WHAT IS NEEDED
Return the rows word for word, starting with the first row and stopping after the row that contains "- svg-text:a: a: [374, 119, 382, 134]", with both of those rows included.

Labeled region entries

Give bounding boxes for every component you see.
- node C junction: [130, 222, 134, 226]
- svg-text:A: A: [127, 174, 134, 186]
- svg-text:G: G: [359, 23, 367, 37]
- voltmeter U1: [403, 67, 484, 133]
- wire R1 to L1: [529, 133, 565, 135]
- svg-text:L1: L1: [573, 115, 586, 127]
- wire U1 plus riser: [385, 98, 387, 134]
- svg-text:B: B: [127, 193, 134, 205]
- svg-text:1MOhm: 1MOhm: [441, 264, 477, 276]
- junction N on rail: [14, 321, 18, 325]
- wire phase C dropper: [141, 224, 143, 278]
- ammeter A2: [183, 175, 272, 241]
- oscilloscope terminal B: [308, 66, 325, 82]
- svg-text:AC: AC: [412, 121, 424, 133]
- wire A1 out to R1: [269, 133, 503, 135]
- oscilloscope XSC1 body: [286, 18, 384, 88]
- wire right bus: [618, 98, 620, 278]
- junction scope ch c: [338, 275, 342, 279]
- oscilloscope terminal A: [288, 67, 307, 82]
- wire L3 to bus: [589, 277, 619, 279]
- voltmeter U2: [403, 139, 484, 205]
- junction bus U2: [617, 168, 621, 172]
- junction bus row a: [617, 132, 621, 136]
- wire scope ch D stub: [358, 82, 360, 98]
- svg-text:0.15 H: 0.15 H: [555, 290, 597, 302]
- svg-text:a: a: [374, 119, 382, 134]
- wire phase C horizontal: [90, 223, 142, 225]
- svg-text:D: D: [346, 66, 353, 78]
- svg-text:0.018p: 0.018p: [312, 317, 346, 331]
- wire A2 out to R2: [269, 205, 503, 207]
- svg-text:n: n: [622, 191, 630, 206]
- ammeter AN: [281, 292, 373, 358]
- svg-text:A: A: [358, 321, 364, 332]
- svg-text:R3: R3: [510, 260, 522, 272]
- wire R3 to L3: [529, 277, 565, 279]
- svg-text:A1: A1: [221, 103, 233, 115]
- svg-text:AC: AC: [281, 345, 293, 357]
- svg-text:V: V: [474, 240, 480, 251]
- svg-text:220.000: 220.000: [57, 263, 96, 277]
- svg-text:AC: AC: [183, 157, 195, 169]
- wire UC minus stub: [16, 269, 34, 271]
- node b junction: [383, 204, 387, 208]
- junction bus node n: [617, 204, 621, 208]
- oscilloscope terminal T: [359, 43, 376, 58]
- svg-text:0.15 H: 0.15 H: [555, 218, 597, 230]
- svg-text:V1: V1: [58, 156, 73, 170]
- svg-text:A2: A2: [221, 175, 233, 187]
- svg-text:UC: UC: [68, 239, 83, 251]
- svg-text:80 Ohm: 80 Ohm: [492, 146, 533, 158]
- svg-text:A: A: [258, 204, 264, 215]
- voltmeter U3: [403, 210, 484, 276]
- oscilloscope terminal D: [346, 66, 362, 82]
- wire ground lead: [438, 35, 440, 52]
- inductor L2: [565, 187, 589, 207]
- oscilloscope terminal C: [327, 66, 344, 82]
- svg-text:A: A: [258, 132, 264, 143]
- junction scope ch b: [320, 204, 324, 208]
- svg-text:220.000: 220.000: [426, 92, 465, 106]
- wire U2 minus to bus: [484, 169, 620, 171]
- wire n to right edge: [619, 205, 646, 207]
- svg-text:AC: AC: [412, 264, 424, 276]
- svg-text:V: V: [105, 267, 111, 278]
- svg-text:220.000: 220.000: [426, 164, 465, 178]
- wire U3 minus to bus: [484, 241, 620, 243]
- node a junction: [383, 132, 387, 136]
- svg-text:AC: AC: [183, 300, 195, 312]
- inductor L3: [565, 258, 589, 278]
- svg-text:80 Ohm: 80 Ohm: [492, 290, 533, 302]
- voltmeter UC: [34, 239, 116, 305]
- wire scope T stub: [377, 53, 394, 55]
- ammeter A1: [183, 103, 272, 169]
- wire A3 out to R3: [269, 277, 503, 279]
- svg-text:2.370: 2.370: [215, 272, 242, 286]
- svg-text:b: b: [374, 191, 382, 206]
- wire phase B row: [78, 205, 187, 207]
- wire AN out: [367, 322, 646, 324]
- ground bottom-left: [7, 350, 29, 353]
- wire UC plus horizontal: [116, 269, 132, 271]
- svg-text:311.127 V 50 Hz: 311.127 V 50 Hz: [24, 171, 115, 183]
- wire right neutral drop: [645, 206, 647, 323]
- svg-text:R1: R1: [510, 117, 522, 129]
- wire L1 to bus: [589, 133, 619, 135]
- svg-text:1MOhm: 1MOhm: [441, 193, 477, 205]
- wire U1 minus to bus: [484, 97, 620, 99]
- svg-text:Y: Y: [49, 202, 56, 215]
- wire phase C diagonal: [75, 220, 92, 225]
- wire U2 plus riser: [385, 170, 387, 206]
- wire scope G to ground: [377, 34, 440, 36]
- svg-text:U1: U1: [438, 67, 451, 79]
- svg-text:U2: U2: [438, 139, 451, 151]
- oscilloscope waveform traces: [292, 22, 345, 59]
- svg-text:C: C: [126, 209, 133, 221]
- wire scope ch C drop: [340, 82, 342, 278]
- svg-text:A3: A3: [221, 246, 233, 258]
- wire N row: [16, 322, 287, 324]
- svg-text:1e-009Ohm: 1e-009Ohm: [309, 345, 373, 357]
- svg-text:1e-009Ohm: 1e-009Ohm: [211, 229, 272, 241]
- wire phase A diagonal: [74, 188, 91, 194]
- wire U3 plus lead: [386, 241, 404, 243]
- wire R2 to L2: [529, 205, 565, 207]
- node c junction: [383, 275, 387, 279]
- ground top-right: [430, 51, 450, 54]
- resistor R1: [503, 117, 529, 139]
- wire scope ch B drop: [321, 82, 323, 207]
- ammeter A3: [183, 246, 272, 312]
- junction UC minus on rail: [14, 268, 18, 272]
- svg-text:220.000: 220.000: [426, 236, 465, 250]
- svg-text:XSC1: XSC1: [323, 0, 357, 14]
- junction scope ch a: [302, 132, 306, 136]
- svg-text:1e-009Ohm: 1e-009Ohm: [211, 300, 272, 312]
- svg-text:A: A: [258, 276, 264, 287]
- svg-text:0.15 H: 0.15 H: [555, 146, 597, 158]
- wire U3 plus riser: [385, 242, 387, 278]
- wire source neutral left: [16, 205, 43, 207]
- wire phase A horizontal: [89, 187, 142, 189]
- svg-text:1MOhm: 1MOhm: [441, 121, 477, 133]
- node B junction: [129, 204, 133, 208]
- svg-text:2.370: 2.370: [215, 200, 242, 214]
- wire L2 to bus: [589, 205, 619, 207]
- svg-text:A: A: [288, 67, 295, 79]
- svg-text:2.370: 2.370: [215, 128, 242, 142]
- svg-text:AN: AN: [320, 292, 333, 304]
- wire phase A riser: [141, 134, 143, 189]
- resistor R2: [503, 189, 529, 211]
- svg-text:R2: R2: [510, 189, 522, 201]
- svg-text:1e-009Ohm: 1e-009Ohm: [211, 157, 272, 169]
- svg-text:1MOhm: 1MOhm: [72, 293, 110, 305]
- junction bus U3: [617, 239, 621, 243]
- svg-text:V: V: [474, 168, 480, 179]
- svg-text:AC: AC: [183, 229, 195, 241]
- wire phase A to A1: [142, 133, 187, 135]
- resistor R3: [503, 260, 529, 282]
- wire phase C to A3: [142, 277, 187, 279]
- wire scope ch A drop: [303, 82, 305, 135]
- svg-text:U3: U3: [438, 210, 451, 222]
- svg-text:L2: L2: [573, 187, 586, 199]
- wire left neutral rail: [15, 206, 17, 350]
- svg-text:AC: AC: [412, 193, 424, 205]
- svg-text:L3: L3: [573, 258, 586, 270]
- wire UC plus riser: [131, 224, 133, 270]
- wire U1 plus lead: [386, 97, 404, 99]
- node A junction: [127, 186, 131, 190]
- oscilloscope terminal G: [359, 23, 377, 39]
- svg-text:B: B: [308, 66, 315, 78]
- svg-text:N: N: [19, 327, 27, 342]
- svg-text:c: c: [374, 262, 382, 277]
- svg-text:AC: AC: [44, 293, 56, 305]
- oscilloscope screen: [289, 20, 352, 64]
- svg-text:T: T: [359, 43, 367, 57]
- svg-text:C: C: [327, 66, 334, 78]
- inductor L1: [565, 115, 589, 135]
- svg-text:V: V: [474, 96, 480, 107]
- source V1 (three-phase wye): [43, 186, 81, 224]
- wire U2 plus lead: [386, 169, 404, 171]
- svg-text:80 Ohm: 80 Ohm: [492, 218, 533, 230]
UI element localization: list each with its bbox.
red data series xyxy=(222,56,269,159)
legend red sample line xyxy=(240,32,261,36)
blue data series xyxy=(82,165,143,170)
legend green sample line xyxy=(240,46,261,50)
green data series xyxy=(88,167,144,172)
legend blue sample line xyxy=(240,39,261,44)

OUTPUT FOR THIS TASK
Give bounding boxes for every component you see.
- node C junction: [130, 222, 134, 226]
- svg-text:A: A: [127, 174, 134, 186]
- svg-text:G: G: [359, 23, 367, 37]
- voltmeter U1: [403, 67, 484, 133]
- wire R1 to L1: [529, 133, 565, 135]
- svg-text:L1: L1: [573, 115, 586, 127]
- wire U1 plus riser: [385, 98, 387, 134]
- svg-text:B: B: [127, 193, 134, 205]
- svg-text:1MOhm: 1MOhm: [441, 264, 477, 276]
- junction N on rail: [14, 321, 18, 325]
- wire phase C dropper: [141, 224, 143, 278]
- ammeter A2: [183, 175, 272, 241]
- oscilloscope terminal B: [308, 66, 325, 82]
- svg-text:AC: AC: [412, 121, 424, 133]
- wire A1 out to R1: [269, 133, 503, 135]
- oscilloscope XSC1 body: [286, 18, 384, 88]
- wire right bus: [618, 98, 620, 278]
- junction scope ch c: [338, 275, 342, 279]
- oscilloscope terminal A: [288, 67, 307, 82]
- wire L3 to bus: [589, 277, 619, 279]
- voltmeter U2: [403, 139, 484, 205]
- junction bus U2: [617, 168, 621, 172]
- junction bus row a: [617, 132, 621, 136]
- wire scope ch D stub: [358, 82, 360, 98]
- svg-text:0.15 H: 0.15 H: [555, 290, 597, 302]
- svg-text:a: a: [374, 119, 382, 134]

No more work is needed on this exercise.